§ **WHAT IS REQUIRED**: Keep only those lines of the records that include the string "conditions".
━━━━━ LISTED RECORDS
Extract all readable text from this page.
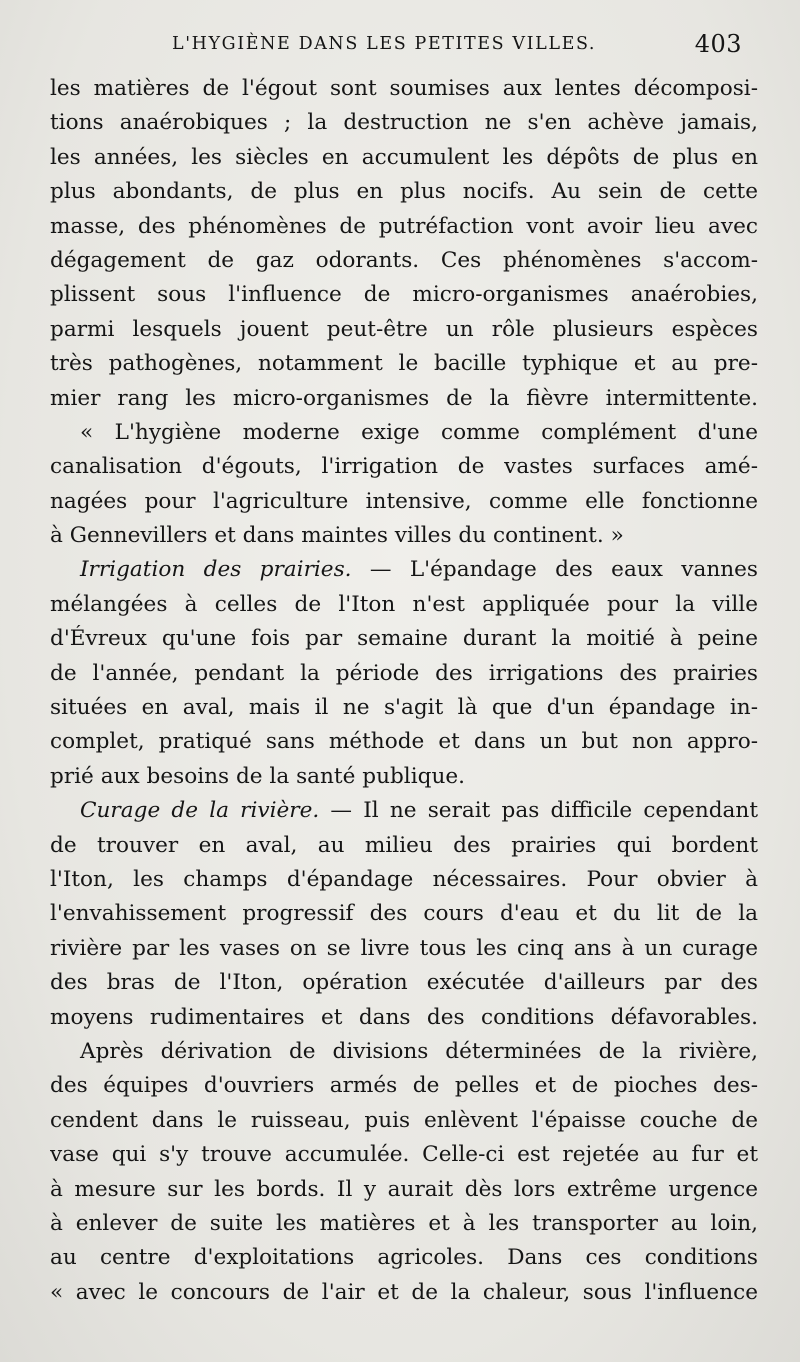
L'HYGIÈNE DANS LES PETITES VILLES.	403
les matières de l'égout sont soumises aux lentes décomposi-
tions anaérobiques ; la destruction ne s'en achève jamais,
les années, les siècles en accumulent les dépôts de plus en
plus abondants, de plus en plus nocifs. Au sein de cette
masse, des phénomènes de putréfaction vont avoir lieu avec
dégagement de gaz odorants. Ces phénomènes s'accom-
plissent sous l'influence de micro-organismes anaérobies,
parmi lesquels jouent peut-être un rôle plusieurs espèces
très pathogènes, notamment le bacille typhique et au pre-
mier rang les micro-organismes de la fièvre intermittente.
« L'hygiène moderne exige comme complément d'une
canalisation d'égouts, l'irrigation de vastes surfaces amé-
nagées pour l'agriculture intensive, comme elle fonctionne
à Gennevillers et dans maintes villes du continent. »
Irrigation des prairies. — L'épandage des eaux vannes
mélangées à celles de l'Iton n'est appliquée pour la ville
d'Évreux qu'une fois par semaine durant la moitié à peine
de l'année, pendant la période des irrigations des prairies
situées en aval, mais il ne s'agit là que d'un épandage in-
complet, pratiqué sans méthode et dans un but non appro-
prié aux besoins de la santé publique.
Curage de la rivière. — Il ne serait pas difficile cependant
de trouver en aval, au milieu des prairies qui bordent
l'Iton, les champs d'épandage nécessaires. Pour obvier à
l'envahissement progressif des cours d'eau et du lit de la
rivière par les vases on se livre tous les cinq ans à un curage
des bras de l'Iton, opération exécutée d'ailleurs par des
moyens rudimentaires et dans des conditions défavorables.
Après dérivation de divisions déterminées de la rivière,
des équipes d'ouvriers armés de pelles et de pioches des-
cendent dans le ruisseau, puis enlèvent l'épaisse couche de
vase qui s'y trouve accumulée. Celle-ci est rejetée au fur et
à mesure sur les bords. Il y aurait dès lors extrême urgence
à enlever de suite les matières et à les transporter au loin,
au centre d'exploitations agricoles. Dans ces conditions
« avec le concours de l'air et de la chaleur, sous l'influence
━━━━━━━━━━
§ **ANSWER IN FULL**:
moyens rudimentaires et dans des conditions défavorables.
au centre d'exploitations agricoles. Dans ces conditions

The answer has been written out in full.